EXERCISE BRIEF
Pull out every line below that holds the word "производителя".
+--
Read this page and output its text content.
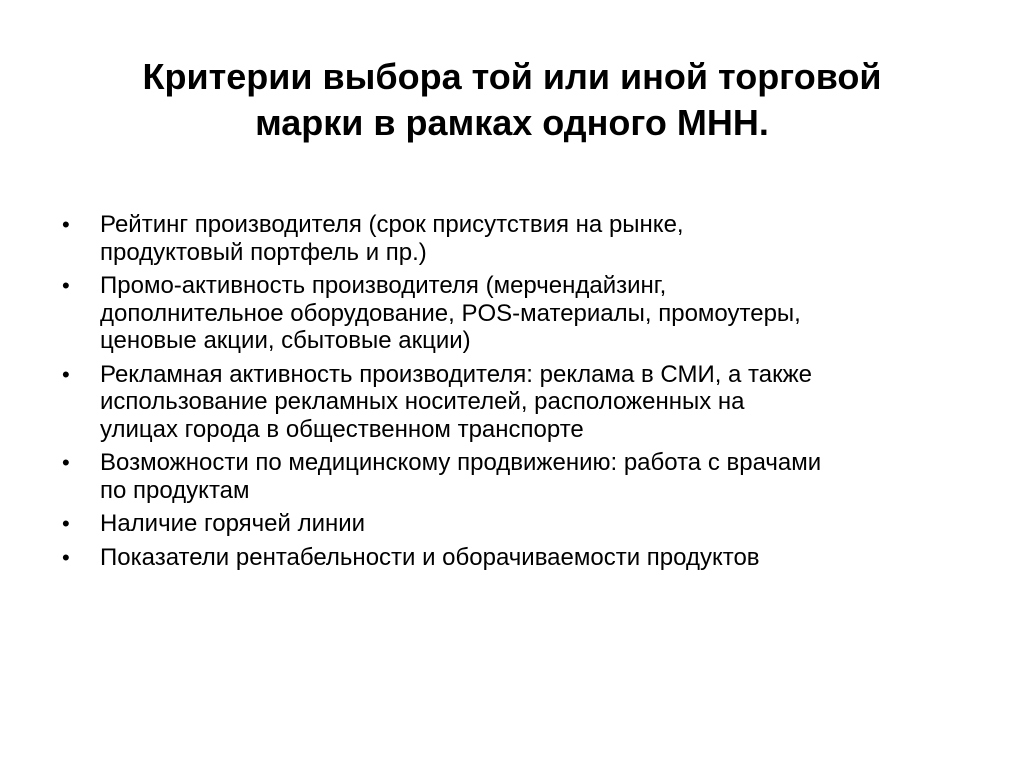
Критерии выбора той или иной торговой
марки в рамках одного МНН.
• Рейтинг производителя (срок присутствия на рынке,
продуктовый портфель и пр.)
• Промо-активность производителя (мерчендайзинг,
дополнительное оборудование, POS-материалы, промоутеры,
ценовые акции, сбытовые акции)
• Рекламная активность производителя: реклама в СМИ, а также
использование рекламных носителей, расположенных на
улицах города в общественном транспорте
• Возможности по медицинскому продвижению: работа с врачами
по продуктам
• Наличие горячей линии
• Показатели рентабельности и оборачиваемости продуктов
+--
CORRECT RESPONSE
• Рейтинг производителя (срок присутствия на рынке,
• Промо-активность производителя (мерчендайзинг,
• Рекламная активность производителя: реклама в СМИ, а также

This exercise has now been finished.